*Exercise requirements*.
Carry none of the pictures over; write out the complete data exactly.

*Raw records*.
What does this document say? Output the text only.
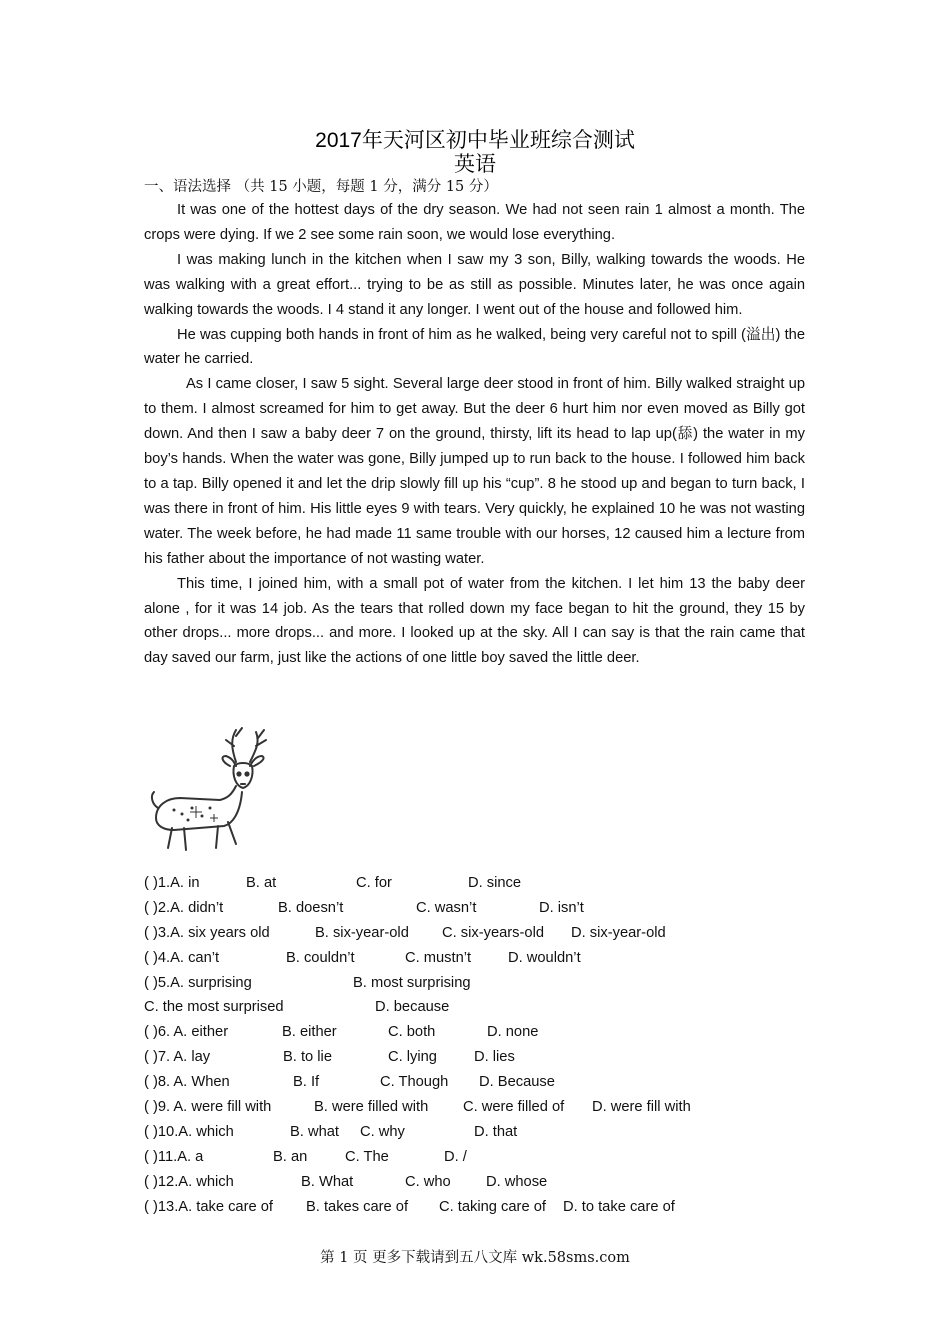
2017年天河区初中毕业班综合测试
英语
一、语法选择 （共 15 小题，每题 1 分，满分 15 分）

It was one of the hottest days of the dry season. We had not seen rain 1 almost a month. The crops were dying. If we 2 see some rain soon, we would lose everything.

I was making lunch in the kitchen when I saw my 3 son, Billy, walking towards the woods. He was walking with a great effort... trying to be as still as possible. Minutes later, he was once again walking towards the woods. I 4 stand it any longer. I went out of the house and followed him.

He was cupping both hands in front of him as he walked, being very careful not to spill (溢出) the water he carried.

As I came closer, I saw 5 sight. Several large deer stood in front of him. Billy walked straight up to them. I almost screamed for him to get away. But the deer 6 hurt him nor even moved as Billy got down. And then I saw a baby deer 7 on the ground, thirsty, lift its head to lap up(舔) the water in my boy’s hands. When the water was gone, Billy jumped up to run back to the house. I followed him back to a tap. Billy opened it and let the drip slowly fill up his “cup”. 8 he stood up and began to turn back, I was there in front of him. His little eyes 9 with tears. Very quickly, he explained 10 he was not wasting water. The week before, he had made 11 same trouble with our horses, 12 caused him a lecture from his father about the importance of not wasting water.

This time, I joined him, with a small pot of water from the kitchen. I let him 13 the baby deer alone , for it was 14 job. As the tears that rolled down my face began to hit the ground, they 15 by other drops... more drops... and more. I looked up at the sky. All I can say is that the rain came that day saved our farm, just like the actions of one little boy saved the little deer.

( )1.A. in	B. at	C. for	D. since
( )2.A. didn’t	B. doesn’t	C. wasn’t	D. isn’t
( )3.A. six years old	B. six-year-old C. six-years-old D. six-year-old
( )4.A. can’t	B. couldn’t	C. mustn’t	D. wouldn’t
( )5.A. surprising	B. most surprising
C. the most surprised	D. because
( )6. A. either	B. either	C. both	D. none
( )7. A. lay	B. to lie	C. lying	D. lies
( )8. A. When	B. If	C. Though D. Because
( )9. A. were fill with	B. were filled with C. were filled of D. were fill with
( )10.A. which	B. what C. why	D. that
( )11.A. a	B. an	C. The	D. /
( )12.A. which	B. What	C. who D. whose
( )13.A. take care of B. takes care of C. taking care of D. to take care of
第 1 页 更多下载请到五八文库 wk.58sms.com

*Answer to the problem*.
What does this document say? Output the text only.
2017年天河区初中毕业班综合测试
英语
一、语法选择 （共 15 小题，每题 1 分，满分 15 分）

It was one of the hottest days of the dry season. We had not seen rain 1 almost a month. The crops were dying. If we 2 see some rain soon, we would lose everything.

I was making lunch in the kitchen when I saw my 3 son, Billy, walking towards the woods. He was walking with a great effort... trying to be as still as possible. Minutes later, he was once again walking towards the woods. I 4 stand it any longer. I went out of the house and followed him.

He was cupping both hands in front of him as he walked, being very careful not to spill (溢出) the water he carried.

As I came closer, I saw 5 sight. Several large deer stood in front of him. Billy walked straight up to them. I almost screamed for him to get away. But the deer 6 hurt him nor even moved as Billy got down. And then I saw a baby deer 7 on the ground, thirsty, lift its head to lap up(舔) the water in my boy’s hands. When the water was gone, Billy jumped up to run back to the house. I followed him back to a tap. Billy opened it and let the drip slowly fill up his “cup”. 8 he stood up and began to turn back, I was there in front of him. His little eyes 9 with tears. Very quickly, he explained 10 he was not wasting water. The week before, he had made 11 same trouble with our horses, 12 caused him a lecture from his father about the importance of not wasting water.

This time, I joined him, with a small pot of water from the kitchen. I let him 13 the baby deer alone , for it was 14 job. As the tears that rolled down my face began to hit the ground, they 15 by other drops... more drops... and more. I looked up at the sky. All I can say is that the rain came that day saved our farm, just like the actions of one little boy saved the little deer.

( )1.A. in	B. at	C. for	D. since
( )2.A. didn’t	B. doesn’t	C. wasn’t	D. isn’t
( )3.A. six years old	B. six-year-old C. six-years-old D. six-year-old
( )4.A. can’t	B. couldn’t	C. mustn’t	D. wouldn’t
( )5.A. surprising	B. most surprising
C. the most surprised	D. because
( )6. A. either	B. either	C. both	D. none
( )7. A. lay	B. to lie	C. lying	D. lies
( )8. A. When	B. If	C. Though D. Because
( )9. A. were fill with	B. were filled with C. were filled of D. were fill with
( )10.A. which	B. what C. why	D. that
( )11.A. a	B. an	C. The	D. /
( )12.A. which	B. What	C. who D. whose
( )13.A. take care of B. takes care of C. taking care of D. to take care of
第 1 页 更多下载请到五八文库 wk.58sms.com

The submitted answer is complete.